> [TO BE DONE] Give the number of lines below that contain "Еврейской", with no other output.

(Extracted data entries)
..........
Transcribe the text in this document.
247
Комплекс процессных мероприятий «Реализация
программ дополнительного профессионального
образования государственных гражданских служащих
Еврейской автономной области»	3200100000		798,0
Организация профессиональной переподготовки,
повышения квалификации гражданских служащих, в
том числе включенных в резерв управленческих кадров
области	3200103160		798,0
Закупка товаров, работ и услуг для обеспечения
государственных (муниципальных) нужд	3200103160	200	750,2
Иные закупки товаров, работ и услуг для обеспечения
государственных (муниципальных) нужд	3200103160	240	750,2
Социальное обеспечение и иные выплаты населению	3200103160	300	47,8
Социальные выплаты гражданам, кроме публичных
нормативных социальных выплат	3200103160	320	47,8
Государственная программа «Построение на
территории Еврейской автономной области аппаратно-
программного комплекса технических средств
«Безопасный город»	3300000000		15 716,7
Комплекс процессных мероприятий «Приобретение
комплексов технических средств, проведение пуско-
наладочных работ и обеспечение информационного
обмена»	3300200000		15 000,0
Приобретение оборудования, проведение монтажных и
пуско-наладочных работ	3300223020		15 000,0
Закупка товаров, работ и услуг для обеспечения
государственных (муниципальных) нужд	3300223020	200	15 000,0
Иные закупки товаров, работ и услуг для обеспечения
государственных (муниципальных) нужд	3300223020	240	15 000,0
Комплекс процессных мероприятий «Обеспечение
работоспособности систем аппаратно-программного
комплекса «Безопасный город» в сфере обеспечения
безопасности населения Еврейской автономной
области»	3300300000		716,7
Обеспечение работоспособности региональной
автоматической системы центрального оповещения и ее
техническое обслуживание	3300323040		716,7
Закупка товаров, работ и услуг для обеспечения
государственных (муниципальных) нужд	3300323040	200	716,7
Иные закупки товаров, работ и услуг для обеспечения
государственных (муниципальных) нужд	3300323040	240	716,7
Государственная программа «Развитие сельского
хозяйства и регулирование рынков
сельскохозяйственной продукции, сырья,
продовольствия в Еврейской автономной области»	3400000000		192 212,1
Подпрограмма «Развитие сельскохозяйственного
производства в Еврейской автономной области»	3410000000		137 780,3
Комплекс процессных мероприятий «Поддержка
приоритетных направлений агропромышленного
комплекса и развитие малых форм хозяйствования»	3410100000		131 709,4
..........
> [ANSWER TO THIS TASK] 5